→ Requirement
Give only the number of lines in the records that include the string "Cath".

-- Start Data --

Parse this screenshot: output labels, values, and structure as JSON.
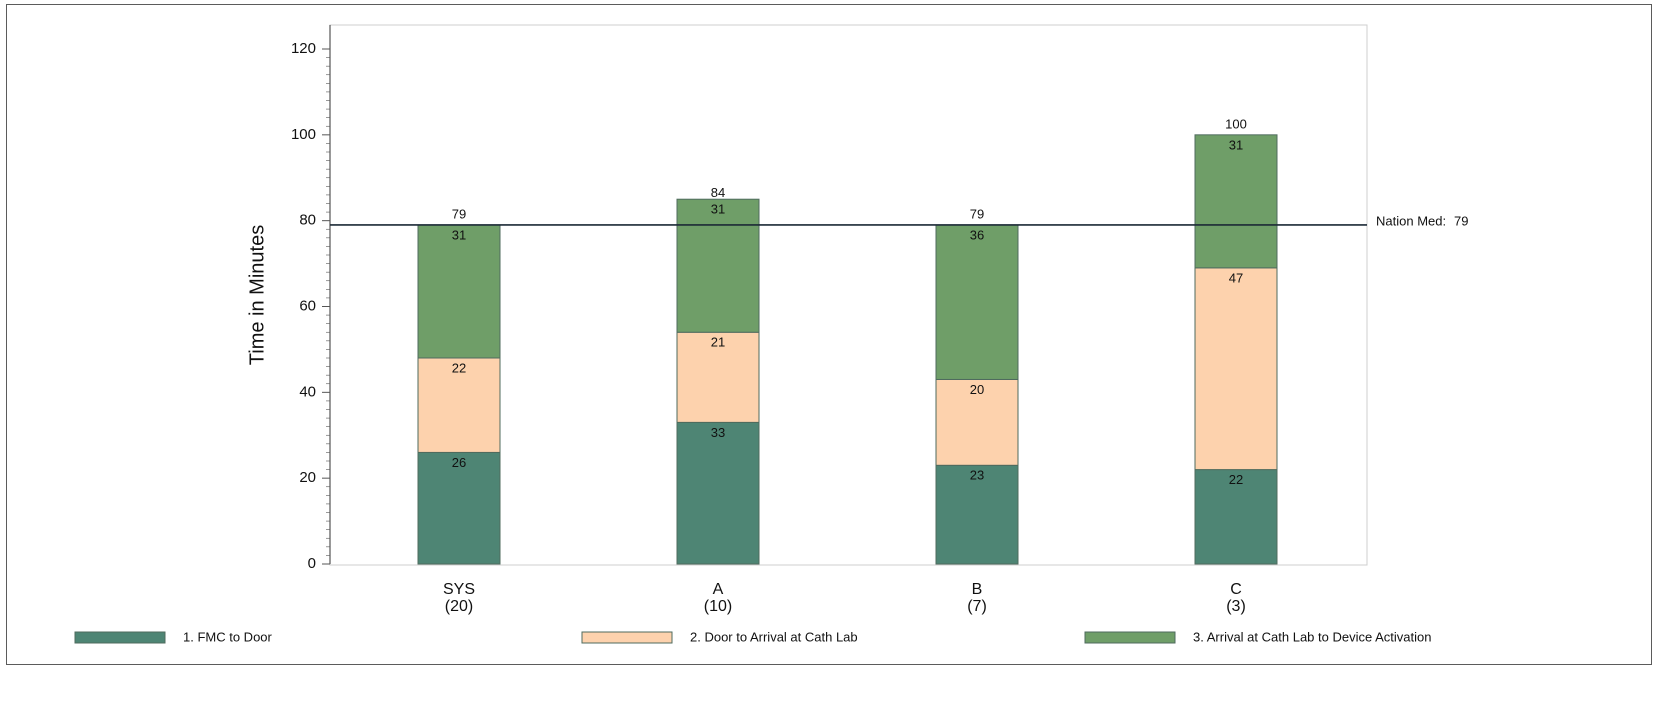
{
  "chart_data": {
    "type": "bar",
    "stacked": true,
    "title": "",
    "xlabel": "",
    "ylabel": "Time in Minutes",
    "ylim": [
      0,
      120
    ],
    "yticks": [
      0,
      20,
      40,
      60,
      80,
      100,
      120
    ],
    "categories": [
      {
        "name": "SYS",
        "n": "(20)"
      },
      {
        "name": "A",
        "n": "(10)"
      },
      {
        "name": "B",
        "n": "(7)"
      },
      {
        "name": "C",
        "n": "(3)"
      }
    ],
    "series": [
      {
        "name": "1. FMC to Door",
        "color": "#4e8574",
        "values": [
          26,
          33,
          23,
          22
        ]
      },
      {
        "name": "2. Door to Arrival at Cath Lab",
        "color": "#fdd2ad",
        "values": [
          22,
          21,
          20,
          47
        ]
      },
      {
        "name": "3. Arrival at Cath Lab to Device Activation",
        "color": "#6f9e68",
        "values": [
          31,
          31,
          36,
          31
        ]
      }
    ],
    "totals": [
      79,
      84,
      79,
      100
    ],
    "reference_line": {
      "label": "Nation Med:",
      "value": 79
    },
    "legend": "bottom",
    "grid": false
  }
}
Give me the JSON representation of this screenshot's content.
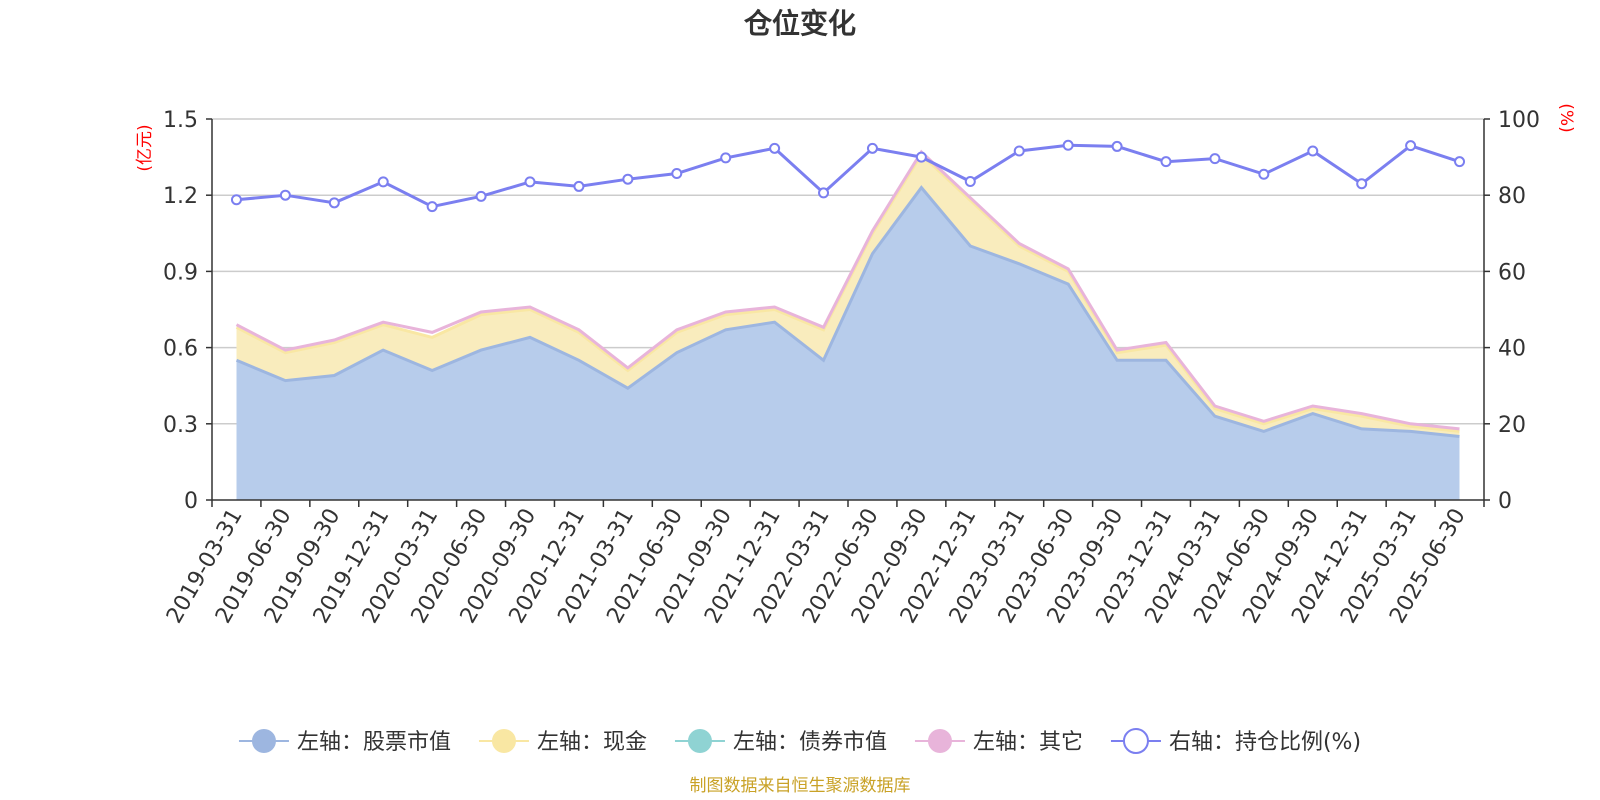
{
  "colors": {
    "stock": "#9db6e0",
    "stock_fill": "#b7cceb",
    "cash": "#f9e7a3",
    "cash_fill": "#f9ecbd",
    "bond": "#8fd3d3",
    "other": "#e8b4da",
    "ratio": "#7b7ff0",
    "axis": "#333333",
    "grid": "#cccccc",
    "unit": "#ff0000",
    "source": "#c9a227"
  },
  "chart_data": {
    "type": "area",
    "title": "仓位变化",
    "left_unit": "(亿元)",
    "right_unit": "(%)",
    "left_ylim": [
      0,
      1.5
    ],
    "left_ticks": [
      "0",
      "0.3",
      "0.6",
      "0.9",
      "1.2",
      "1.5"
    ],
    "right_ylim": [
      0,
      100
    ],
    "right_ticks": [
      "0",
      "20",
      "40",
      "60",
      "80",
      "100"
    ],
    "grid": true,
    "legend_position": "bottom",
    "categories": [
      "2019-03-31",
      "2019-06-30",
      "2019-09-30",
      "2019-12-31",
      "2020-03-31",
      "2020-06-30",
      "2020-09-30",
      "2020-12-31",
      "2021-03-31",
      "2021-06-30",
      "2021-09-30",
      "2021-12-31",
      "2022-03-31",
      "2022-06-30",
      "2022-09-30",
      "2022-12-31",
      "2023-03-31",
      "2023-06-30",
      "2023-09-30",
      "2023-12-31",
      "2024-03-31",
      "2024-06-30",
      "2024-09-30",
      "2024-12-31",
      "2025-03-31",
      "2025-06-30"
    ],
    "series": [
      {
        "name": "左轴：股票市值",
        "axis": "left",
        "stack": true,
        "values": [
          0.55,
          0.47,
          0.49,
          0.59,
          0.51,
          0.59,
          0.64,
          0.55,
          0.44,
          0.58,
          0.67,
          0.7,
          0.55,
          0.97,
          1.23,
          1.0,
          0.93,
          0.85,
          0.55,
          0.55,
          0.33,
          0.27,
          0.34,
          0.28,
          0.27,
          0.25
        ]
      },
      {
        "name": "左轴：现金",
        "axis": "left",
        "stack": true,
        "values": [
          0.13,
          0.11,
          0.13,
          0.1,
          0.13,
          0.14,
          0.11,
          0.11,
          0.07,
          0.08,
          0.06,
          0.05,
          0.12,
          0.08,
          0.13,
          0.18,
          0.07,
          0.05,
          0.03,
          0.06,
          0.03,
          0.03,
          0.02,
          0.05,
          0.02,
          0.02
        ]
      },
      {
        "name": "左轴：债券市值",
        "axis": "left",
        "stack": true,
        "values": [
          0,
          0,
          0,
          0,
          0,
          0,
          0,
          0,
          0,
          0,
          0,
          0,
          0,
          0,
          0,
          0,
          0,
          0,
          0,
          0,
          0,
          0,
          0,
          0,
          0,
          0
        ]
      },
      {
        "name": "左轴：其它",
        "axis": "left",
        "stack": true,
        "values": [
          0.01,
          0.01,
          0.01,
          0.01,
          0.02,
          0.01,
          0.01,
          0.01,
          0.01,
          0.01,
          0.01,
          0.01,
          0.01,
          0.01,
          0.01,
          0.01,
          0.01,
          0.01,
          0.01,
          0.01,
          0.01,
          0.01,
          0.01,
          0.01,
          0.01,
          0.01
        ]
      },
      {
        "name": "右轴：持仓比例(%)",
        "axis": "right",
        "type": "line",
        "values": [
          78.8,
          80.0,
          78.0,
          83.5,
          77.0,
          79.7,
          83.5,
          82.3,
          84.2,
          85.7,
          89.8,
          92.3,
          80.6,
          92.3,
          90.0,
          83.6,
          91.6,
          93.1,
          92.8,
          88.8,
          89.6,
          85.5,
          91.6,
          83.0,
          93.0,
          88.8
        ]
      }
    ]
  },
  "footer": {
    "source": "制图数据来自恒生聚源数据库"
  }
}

-- End Data --

→ Full answer
2